### WHAT IS BEING ASKED
Copy each line holding the string "list".

Dataset records:
>>>
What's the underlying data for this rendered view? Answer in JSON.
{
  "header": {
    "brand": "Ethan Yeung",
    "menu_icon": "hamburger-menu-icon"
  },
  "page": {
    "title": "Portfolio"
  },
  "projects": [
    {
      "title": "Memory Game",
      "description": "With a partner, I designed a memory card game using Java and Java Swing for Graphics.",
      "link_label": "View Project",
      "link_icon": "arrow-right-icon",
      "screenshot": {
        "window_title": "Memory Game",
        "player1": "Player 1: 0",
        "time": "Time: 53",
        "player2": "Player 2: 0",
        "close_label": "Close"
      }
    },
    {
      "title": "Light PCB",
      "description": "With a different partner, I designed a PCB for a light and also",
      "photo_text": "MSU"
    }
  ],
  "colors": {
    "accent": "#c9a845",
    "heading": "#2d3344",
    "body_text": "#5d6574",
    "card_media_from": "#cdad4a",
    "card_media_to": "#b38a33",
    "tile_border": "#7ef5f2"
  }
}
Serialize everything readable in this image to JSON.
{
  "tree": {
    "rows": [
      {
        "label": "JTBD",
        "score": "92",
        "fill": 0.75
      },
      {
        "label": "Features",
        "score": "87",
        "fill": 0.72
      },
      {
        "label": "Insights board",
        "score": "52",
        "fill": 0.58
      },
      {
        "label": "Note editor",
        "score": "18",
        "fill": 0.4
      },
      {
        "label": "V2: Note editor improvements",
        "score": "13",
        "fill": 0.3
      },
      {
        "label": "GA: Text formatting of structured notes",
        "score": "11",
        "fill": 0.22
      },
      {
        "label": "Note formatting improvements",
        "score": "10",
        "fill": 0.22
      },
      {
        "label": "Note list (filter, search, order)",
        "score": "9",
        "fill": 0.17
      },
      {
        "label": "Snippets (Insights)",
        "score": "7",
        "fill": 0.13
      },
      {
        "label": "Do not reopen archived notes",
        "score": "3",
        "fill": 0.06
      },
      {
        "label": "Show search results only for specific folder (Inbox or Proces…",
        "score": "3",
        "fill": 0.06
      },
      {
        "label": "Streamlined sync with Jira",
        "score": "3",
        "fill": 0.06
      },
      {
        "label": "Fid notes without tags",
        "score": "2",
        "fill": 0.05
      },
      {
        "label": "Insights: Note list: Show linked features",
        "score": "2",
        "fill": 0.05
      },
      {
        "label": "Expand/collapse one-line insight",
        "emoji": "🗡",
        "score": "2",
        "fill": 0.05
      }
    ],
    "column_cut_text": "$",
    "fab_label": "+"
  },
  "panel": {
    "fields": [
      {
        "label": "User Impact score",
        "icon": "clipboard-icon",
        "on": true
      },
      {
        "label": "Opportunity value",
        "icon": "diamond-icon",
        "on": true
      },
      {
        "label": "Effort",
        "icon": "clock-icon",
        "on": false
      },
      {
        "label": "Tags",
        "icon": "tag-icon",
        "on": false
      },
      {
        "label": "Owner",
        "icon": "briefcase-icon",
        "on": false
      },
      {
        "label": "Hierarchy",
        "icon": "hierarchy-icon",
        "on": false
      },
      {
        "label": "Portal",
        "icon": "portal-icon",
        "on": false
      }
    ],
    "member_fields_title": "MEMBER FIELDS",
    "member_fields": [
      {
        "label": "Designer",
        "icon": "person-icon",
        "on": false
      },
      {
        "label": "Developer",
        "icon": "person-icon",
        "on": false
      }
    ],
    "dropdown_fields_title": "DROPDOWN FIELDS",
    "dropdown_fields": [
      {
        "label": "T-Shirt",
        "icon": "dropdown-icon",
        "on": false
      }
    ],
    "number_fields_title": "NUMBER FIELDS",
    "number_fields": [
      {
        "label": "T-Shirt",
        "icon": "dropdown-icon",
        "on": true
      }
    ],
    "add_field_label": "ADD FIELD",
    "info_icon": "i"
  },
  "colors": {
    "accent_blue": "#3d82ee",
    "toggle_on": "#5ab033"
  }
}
<<<
### RESULT OF THE EXERCISE
        "label": "Note list (filter, search, order)",
        "label": "Insights: Note list: Show linked features",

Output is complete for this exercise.